WHAT TO PRODUCE ▸ Copy out all the entries word for word.

Dataset records ▸
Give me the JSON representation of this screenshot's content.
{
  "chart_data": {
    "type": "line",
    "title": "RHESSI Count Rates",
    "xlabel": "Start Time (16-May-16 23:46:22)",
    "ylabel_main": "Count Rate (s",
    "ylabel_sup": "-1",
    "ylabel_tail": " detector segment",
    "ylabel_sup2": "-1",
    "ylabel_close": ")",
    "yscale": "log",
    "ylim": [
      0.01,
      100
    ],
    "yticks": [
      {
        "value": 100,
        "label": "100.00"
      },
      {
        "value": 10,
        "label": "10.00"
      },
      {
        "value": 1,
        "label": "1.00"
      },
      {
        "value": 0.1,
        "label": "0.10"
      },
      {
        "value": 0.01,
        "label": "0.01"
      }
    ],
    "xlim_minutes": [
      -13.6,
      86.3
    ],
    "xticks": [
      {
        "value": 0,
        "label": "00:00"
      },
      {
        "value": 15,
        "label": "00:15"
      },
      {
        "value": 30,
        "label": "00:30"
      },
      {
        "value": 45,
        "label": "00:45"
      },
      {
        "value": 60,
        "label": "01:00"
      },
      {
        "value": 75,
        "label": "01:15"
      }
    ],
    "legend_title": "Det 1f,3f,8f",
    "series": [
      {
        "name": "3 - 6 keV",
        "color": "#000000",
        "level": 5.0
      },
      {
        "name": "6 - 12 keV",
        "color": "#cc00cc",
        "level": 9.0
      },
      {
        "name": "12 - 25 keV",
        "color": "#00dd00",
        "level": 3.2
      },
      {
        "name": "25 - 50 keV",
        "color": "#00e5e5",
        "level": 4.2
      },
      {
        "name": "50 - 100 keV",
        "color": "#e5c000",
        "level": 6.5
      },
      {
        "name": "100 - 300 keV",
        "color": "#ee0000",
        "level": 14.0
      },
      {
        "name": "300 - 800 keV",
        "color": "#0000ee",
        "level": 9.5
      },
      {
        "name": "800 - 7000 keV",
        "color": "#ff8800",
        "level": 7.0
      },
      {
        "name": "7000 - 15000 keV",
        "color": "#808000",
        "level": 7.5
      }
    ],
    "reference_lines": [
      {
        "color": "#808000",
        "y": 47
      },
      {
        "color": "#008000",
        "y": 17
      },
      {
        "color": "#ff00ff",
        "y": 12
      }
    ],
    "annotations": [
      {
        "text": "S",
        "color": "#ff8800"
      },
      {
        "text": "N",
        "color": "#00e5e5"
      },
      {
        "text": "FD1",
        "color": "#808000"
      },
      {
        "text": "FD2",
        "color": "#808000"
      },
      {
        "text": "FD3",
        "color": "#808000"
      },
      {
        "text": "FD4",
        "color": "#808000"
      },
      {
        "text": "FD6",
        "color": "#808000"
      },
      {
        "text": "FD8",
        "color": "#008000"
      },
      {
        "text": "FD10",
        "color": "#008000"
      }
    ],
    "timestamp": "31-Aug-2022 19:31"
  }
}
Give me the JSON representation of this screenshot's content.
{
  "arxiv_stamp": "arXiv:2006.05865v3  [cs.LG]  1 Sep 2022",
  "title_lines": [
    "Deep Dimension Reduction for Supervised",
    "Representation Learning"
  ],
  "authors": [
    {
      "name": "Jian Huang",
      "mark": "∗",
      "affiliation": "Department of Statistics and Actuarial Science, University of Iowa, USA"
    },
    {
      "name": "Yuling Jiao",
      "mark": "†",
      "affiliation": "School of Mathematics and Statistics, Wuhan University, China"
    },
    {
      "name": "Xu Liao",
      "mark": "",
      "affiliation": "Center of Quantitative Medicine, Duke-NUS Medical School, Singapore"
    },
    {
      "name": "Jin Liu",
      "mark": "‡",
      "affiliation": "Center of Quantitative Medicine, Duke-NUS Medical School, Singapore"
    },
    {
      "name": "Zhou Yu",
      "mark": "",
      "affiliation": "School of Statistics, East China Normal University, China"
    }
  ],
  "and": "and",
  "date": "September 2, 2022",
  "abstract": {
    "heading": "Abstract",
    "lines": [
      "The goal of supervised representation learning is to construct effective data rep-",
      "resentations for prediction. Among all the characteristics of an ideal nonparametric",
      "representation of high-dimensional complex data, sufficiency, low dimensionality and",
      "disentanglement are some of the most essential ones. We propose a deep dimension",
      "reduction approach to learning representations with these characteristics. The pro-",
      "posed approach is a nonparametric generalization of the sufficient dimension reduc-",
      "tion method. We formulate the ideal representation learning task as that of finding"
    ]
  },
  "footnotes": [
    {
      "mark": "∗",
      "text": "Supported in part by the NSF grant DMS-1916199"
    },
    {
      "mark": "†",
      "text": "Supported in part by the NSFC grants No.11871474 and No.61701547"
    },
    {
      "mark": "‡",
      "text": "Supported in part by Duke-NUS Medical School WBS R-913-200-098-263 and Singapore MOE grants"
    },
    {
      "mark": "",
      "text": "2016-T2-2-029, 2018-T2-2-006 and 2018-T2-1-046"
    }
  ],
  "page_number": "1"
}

ANSWER BELOW ▸
Give me the JSON representation of this screenshot's content.
{
  "chart_data": {
    "type": "line",
    "title": "RHESSI Count Rates",
    "xlabel": "Start Time (16-May-16 23:46:22)",
    "ylabel_main": "Count Rate (s",
    "ylabel_sup": "-1",
    "ylabel_tail": " detector segment",
    "ylabel_sup2": "-1",
    "ylabel_close": ")",
    "yscale": "log",
    "ylim": [
      0.01,
      100
    ],
    "yticks": [
      {
        "value": 100,
        "label": "100.00"
      },
      {
        "value": 10,
        "label": "10.00"
      },
      {
        "value": 1,
        "label": "1.00"
      },
      {
        "value": 0.1,
        "label": "0.10"
      },
      {
        "value": 0.01,
        "label": "0.01"
      }
    ],
    "xlim_minutes": [
      -13.6,
      86.3
    ],
    "xticks": [
      {
        "value": 0,
        "label": "00:00"
      },
      {
        "value": 15,
        "label": "00:15"
      },
      {
        "value": 30,
        "label": "00:30"
      },
      {
        "value": 45,
        "label": "00:45"
      },
      {
        "value": 60,
        "label": "01:00"
      },
      {
        "value": 75,
        "label": "01:15"
      }
    ],
    "legend_title": "Det 1f,3f,8f",
    "series": [
      {
        "name": "3 - 6 keV",
        "color": "#000000",
        "level": 5.0
      },
      {
        "name": "6 - 12 keV",
        "color": "#cc00cc",
        "level": 9.0
      },
      {
        "name": "12 - 25 keV",
        "color": "#00dd00",
        "level": 3.2
      },
      {
        "name": "25 - 50 keV",
        "color": "#00e5e5",
        "level": 4.2
      },
      {
        "name": "50 - 100 keV",
        "color": "#e5c000",
        "level": 6.5
      },
      {
        "name": "100 - 300 keV",
        "color": "#ee0000",
        "level": 14.0
      },
      {
        "name": "300 - 800 keV",
        "color": "#0000ee",
        "level": 9.5
      },
      {
        "name": "800 - 7000 keV",
        "color": "#ff8800",
        "level": 7.0
      },
      {
        "name": "7000 - 15000 keV",
        "color": "#808000",
        "level": 7.5
      }
    ],
    "reference_lines": [
      {
        "color": "#808000",
        "y": 47
      },
      {
        "color": "#008000",
        "y": 17
      },
      {
        "color": "#ff00ff",
        "y": 12
      }
    ],
    "annotations": [
      {
        "text": "S",
        "color": "#ff8800"
      },
      {
        "text": "N",
        "color": "#00e5e5"
      },
      {
        "text": "FD1",
        "color": "#808000"
      },
      {
        "text": "FD2",
        "color": "#808000"
      },
      {
        "text": "FD3",
        "color": "#808000"
      },
      {
        "text": "FD4",
        "color": "#808000"
      },
      {
        "text": "FD6",
        "color": "#808000"
      },
      {
        "text": "FD8",
        "color": "#008000"
      },
      {
        "text": "FD10",
        "color": "#008000"
      }
    ],
    "timestamp": "31-Aug-2022 19:31"
  }
}
Give me the JSON representation of this screenshot's content.
{
  "arxiv_stamp": "arXiv:2006.05865v3  [cs.LG]  1 Sep 2022",
  "title_lines": [
    "Deep Dimension Reduction for Supervised",
    "Representation Learning"
  ],
  "authors": [
    {
      "name": "Jian Huang",
      "mark": "∗",
      "affiliation": "Department of Statistics and Actuarial Science, University of Iowa, USA"
    },
    {
      "name": "Yuling Jiao",
      "mark": "†",
      "affiliation": "School of Mathematics and Statistics, Wuhan University, China"
    },
    {
      "name": "Xu Liao",
      "mark": "",
      "affiliation": "Center of Quantitative Medicine, Duke-NUS Medical School, Singapore"
    },
    {
      "name": "Jin Liu",
      "mark": "‡",
      "affiliation": "Center of Quantitative Medicine, Duke-NUS Medical School, Singapore"
    },
    {
      "name": "Zhou Yu",
      "mark": "",
      "affiliation": "School of Statistics, East China Normal University, China"
    }
  ],
  "and": "and",
  "date": "September 2, 2022",
  "abstract": {
    "heading": "Abstract",
    "lines": [
      "The goal of supervised representation learning is to construct effective data rep-",
      "resentations for prediction. Among all the characteristics of an ideal nonparametric",
      "representation of high-dimensional complex data, sufficiency, low dimensionality and",
      "disentanglement are some of the most essential ones. We propose a deep dimension",
      "reduction approach to learning representations with these characteristics. The pro-",
      "posed approach is a nonparametric generalization of the sufficient dimension reduc-",
      "tion method. We formulate the ideal representation learning task as that of finding"
    ]
  },
  "footnotes": [
    {
      "mark": "∗",
      "text": "Supported in part by the NSF grant DMS-1916199"
    },
    {
      "mark": "†",
      "text": "Supported in part by the NSFC grants No.11871474 and No.61701547"
    },
    {
      "mark": "‡",
      "text": "Supported in part by Duke-NUS Medical School WBS R-913-200-098-263 and Singapore MOE grants"
    },
    {
      "mark": "",
      "text": "2016-T2-2-029, 2018-T2-2-006 and 2018-T2-1-046"
    }
  ],
  "page_number": "1"
}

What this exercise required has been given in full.